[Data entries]
/---
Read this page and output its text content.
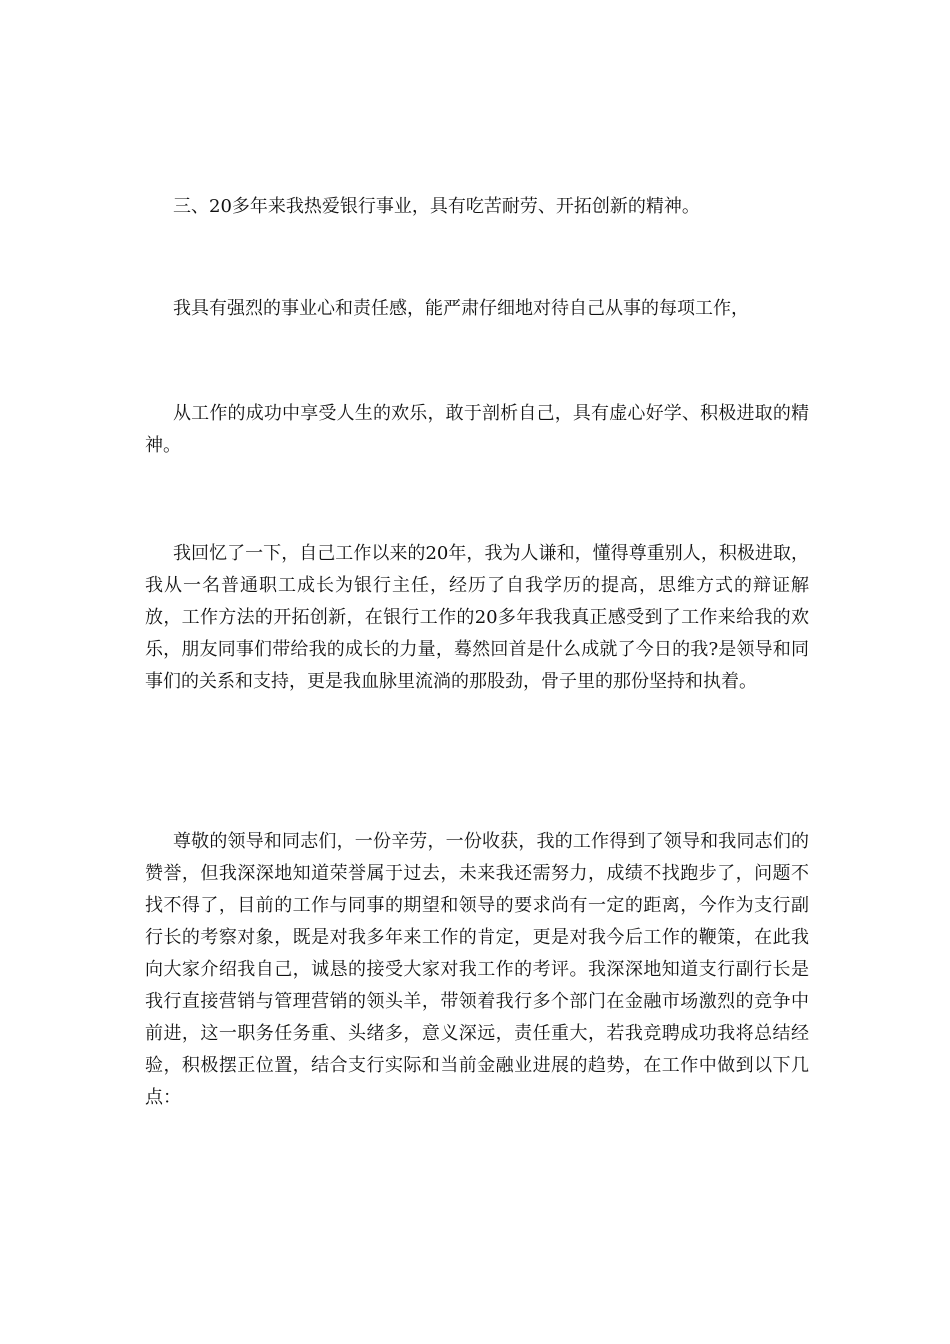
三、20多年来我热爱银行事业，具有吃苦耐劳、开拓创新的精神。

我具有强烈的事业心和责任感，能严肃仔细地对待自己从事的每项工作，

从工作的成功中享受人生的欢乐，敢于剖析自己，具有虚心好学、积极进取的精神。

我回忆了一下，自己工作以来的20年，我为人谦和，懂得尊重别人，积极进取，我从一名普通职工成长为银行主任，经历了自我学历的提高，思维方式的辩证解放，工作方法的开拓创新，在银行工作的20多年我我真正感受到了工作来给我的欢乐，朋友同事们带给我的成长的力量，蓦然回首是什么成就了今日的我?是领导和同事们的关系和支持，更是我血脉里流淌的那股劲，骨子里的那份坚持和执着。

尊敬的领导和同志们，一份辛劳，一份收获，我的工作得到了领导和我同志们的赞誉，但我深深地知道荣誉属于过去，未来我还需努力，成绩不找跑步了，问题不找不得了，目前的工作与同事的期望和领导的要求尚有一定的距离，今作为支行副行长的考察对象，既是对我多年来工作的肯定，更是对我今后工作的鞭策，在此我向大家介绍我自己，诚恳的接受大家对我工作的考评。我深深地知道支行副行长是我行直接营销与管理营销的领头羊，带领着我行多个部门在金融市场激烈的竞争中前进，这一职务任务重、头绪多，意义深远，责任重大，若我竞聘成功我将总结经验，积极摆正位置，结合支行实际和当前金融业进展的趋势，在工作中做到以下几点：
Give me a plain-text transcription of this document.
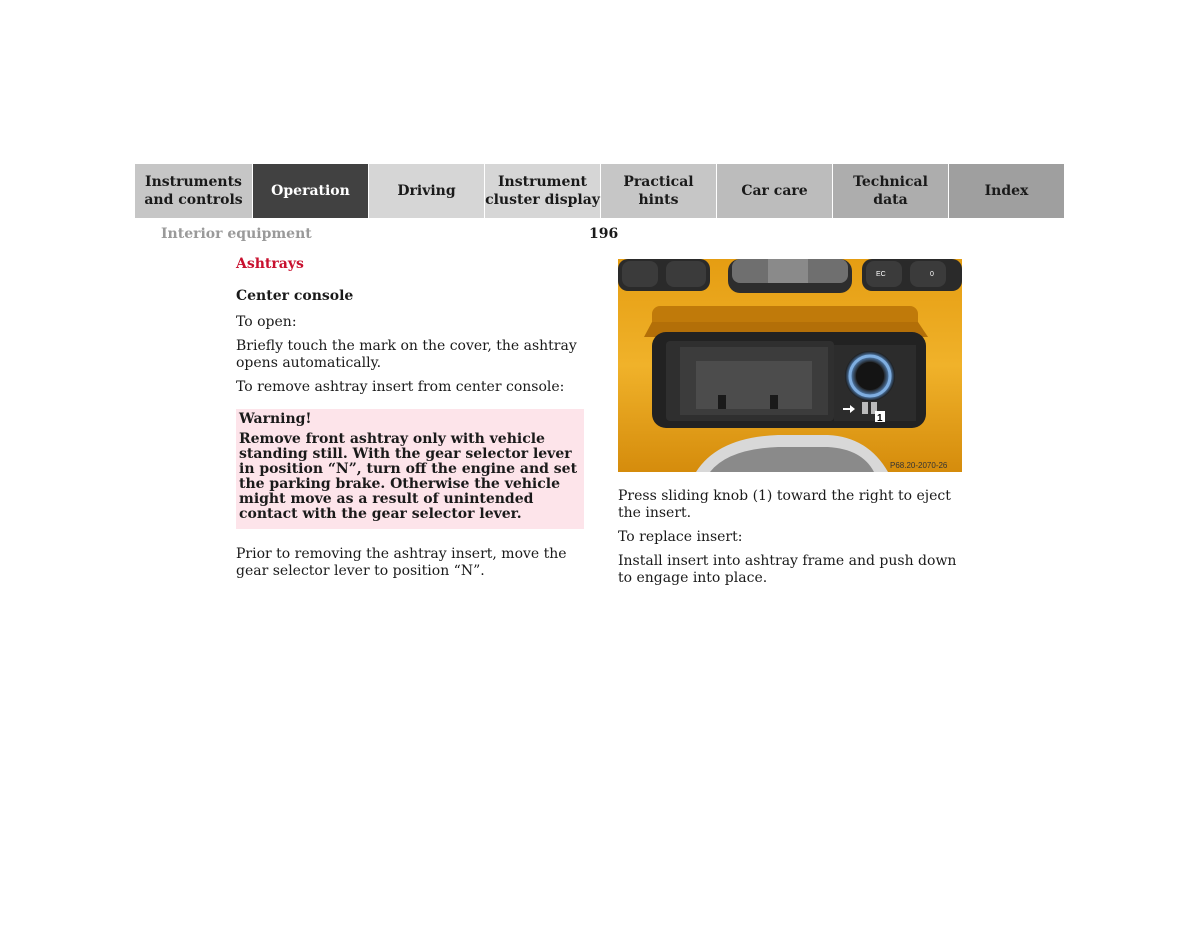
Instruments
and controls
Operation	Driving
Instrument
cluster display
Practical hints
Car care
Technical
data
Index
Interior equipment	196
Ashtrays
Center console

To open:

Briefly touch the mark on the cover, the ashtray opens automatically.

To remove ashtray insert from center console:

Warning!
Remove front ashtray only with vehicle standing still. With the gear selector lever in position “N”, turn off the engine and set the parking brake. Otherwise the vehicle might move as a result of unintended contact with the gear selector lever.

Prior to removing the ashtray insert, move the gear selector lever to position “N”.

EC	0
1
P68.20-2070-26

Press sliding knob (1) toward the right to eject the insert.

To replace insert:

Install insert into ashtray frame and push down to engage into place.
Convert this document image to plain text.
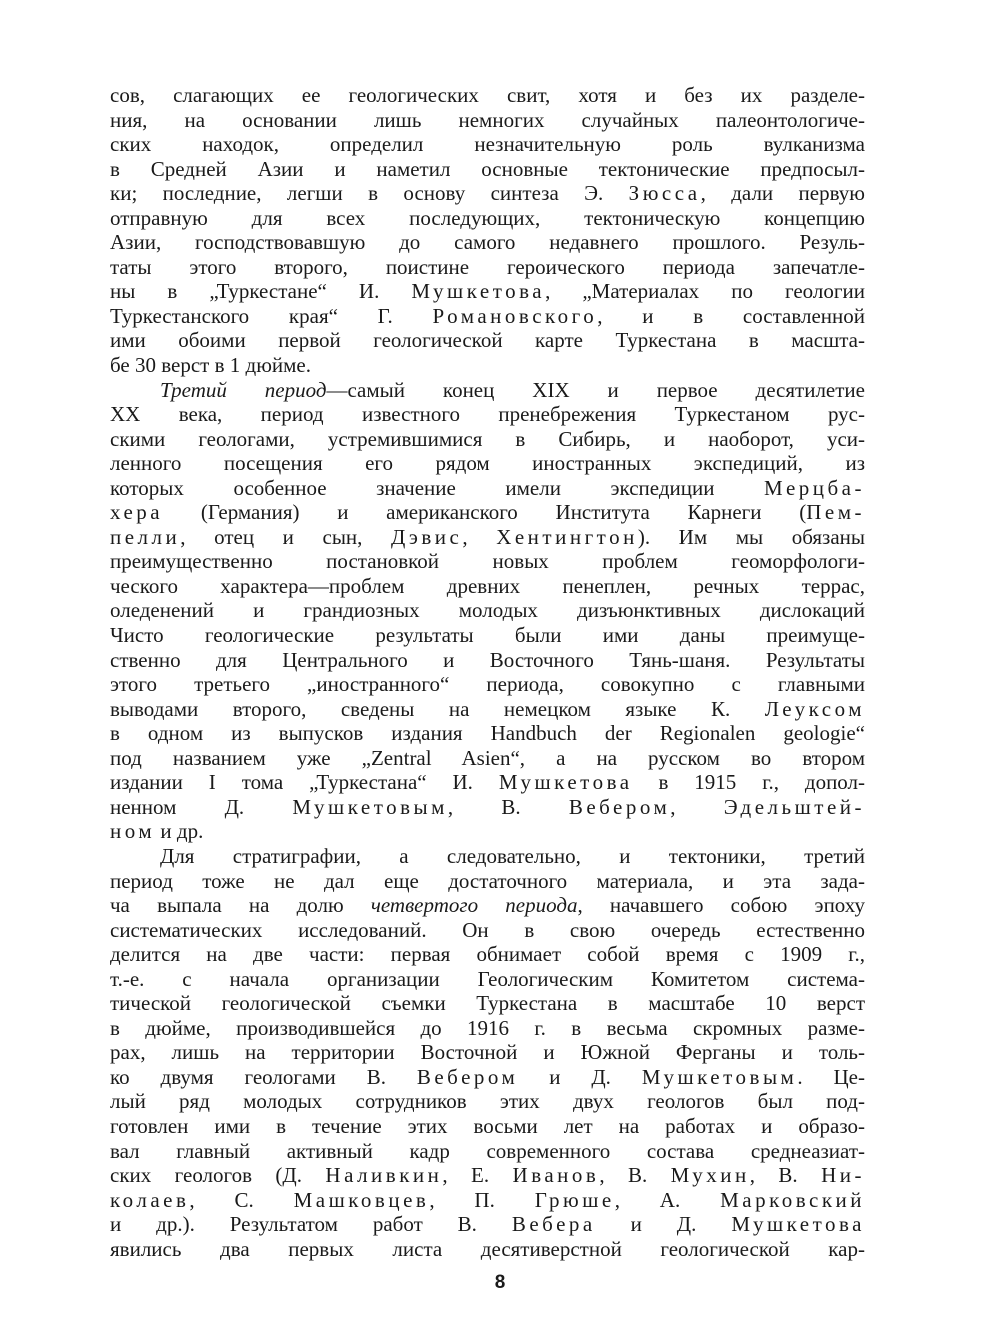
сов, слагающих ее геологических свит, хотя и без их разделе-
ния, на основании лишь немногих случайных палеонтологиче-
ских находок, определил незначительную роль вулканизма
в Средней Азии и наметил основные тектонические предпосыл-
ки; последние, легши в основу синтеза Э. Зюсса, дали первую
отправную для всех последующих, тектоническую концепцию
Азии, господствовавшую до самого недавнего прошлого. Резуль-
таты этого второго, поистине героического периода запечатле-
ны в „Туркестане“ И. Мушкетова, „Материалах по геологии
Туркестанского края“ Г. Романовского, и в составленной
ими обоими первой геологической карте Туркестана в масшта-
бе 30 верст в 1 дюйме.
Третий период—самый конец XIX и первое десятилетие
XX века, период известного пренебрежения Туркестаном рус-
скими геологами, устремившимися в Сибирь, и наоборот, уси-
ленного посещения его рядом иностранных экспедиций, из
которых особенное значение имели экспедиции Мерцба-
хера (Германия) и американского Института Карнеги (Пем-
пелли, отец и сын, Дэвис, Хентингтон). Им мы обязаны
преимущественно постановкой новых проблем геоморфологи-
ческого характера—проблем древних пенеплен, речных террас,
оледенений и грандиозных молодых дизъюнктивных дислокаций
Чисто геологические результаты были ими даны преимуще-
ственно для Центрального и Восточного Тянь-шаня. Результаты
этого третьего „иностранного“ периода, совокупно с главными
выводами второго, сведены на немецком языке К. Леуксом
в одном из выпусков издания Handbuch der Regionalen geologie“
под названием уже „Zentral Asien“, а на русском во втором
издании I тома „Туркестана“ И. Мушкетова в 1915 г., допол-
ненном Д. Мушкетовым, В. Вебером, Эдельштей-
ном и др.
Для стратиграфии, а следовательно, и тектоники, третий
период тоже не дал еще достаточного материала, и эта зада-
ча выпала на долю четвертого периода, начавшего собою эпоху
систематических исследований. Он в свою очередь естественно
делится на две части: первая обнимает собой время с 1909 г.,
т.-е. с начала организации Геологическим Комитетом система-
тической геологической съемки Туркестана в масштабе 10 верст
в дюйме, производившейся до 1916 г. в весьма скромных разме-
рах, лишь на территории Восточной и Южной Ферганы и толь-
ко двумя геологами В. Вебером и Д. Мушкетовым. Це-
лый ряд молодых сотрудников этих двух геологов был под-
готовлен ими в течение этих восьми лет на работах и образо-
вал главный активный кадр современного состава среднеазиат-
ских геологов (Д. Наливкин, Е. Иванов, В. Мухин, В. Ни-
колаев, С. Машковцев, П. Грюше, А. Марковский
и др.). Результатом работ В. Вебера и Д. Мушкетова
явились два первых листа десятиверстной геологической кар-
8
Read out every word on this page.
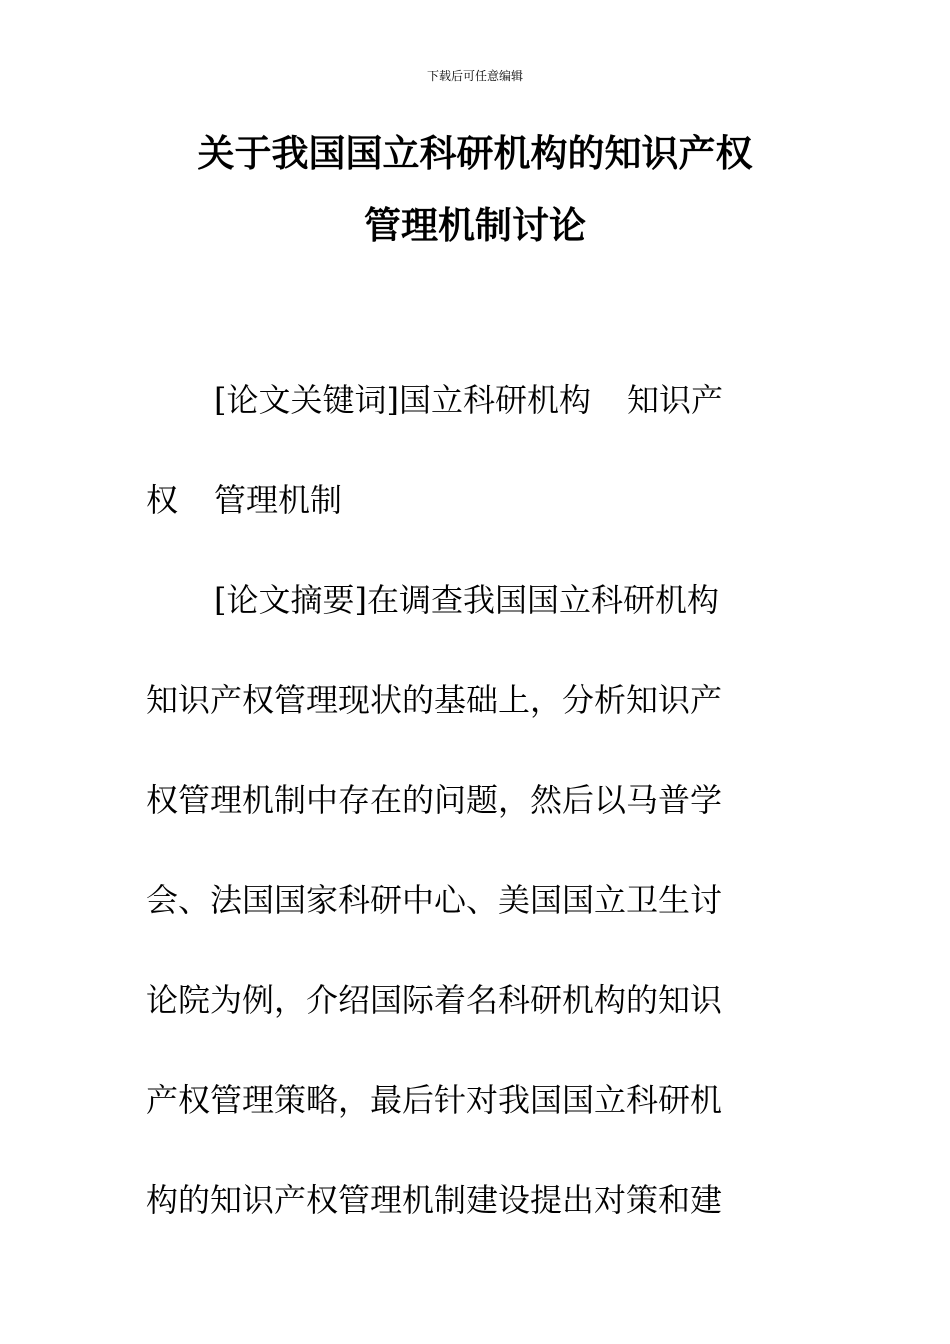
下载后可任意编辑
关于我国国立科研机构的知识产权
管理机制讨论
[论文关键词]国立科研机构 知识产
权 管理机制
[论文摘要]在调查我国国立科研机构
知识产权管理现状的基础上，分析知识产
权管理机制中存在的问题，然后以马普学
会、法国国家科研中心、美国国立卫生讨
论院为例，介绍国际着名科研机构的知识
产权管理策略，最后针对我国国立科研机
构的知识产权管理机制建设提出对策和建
\---
Task prompt =>
Repeat each entry exactly as given; no pictures belong in the copy.

Exercise result =>
Read this page and output its text content.
三、20多年来我热爱银行事业，具有吃苦耐劳、开拓创新的精神。

我具有强烈的事业心和责任感，能严肃仔细地对待自己从事的每项工作，

从工作的成功中享受人生的欢乐，敢于剖析自己，具有虚心好学、积极进取的精神。

我回忆了一下，自己工作以来的20年，我为人谦和，懂得尊重别人，积极进取，我从一名普通职工成长为银行主任，经历了自我学历的提高，思维方式的辩证解放，工作方法的开拓创新，在银行工作的20多年我我真正感受到了工作来给我的欢乐，朋友同事们带给我的成长的力量，蓦然回首是什么成就了今日的我?是领导和同事们的关系和支持，更是我血脉里流淌的那股劲，骨子里的那份坚持和执着。

尊敬的领导和同志们，一份辛劳，一份收获，我的工作得到了领导和我同志们的赞誉，但我深深地知道荣誉属于过去，未来我还需努力，成绩不找跑步了，问题不找不得了，目前的工作与同事的期望和领导的要求尚有一定的距离，今作为支行副行长的考察对象，既是对我多年来工作的肯定，更是对我今后工作的鞭策，在此我向大家介绍我自己，诚恳的接受大家对我工作的考评。我深深地知道支行副行长是我行直接营销与管理营销的领头羊，带领着我行多个部门在金融市场激烈的竞争中前进，这一职务任务重、头绪多，意义深远，责任重大，若我竞聘成功我将总结经验，积极摆正位置，结合支行实际和当前金融业进展的趋势，在工作中做到以下几点：
Give me a plain-text transcription of this document.
Instruments
and controls
Operation	Driving
Instrument
cluster display
Practical hints
Car care
Technical
data
Index
Interior equipment	196
Ashtrays
Center console

To open:

Briefly touch the mark on the cover, the ashtray opens automatically.

To remove ashtray insert from center console:

Warning!
Remove front ashtray only with vehicle standing still. With the gear selector lever in position “N”, turn off the engine and set the parking brake. Otherwise the vehicle might move as a result of unintended contact with the gear selector lever.

Prior to removing the ashtray insert, move the gear selector lever to position “N”.

EC	0
1
P68.20-2070-26

Press sliding knob (1) toward the right to eject the insert.

To replace insert:

Install insert into ashtray frame and push down to engage into place.
Convert this document image to plain text.
сов, слагающих ее геологических свит, хотя и без их разделе-
ния, на основании лишь немногих случайных палеонтологиче-
ских находок, определил незначительную роль вулканизма
в Средней Азии и наметил основные тектонические предпосыл-
ки; последние, легши в основу синтеза Э. Зюсса, дали первую
отправную для всех последующих, тектоническую концепцию
Азии, господствовавшую до самого недавнего прошлого. Резуль-
таты этого второго, поистине героического периода запечатле-
ны в „Туркестане“ И. Мушкетова, „Материалах по геологии
Туркестанского края“ Г. Романовского, и в составленной
ими обоими первой геологической карте Туркестана в масшта-
бе 30 верст в 1 дюйме.
Третий период—самый конец XIX и первое десятилетие
XX века, период известного пренебрежения Туркестаном рус-
скими геологами, устремившимися в Сибирь, и наоборот, уси-
ленного посещения его рядом иностранных экспедиций, из
которых особенное значение имели экспедиции Мерцба-
хера (Германия) и американского Института Карнеги (Пем-
пелли, отец и сын, Дэвис, Хентингтон). Им мы обязаны
преимущественно постановкой новых проблем геоморфологи-
ческого характера—проблем древних пенеплен, речных террас,
оледенений и грандиозных молодых дизъюнктивных дислокаций
Чисто геологические результаты были ими даны преимуще-
ственно для Центрального и Восточного Тянь-шаня. Результаты
этого третьего „иностранного“ периода, совокупно с главными
выводами второго, сведены на немецком языке К. Леуксом
в одном из выпусков издания Handbuch der Regionalen geologie“
под названием уже „Zentral Asien“, а на русском во втором
издании I тома „Туркестана“ И. Мушкетова в 1915 г., допол-
ненном Д. Мушкетовым, В. Вебером, Эдельштей-
ном и др.
Для стратиграфии, а следовательно, и тектоники, третий
период тоже не дал еще достаточного материала, и эта зада-
ча выпала на долю четвертого периода, начавшего собою эпоху
систематических исследований. Он в свою очередь естественно
делится на две части: первая обнимает собой время с 1909 г.,
т.-е. с начала организации Геологическим Комитетом система-
тической геологической съемки Туркестана в масштабе 10 верст
в дюйме, производившейся до 1916 г. в весьма скромных разме-
рах, лишь на территории Восточной и Южной Ферганы и толь-
ко двумя геологами В. Вебером и Д. Мушкетовым. Це-
лый ряд молодых сотрудников этих двух геологов был под-
готовлен ими в течение этих восьми лет на работах и образо-
вал главный активный кадр современного состава среднеазиат-
ских геологов (Д. Наливкин, Е. Иванов, В. Мухин, В. Ни-
колаев, С. Машковцев, П. Грюше, А. Марковский
и др.). Результатом работ В. Вебера и Д. Мушкетова
явились два первых листа десятиверстной геологической кар-
8
Read out every word on this page.
下载后可任意编辑
关于我国国立科研机构的知识产权
管理机制讨论
[论文关键词]国立科研机构 知识产
权 管理机制
[论文摘要]在调查我国国立科研机构
知识产权管理现状的基础上，分析知识产
权管理机制中存在的问题，然后以马普学
会、法国国家科研中心、美国国立卫生讨
论院为例，介绍国际着名科研机构的知识
产权管理策略，最后针对我国国立科研机
构的知识产权管理机制建设提出对策和建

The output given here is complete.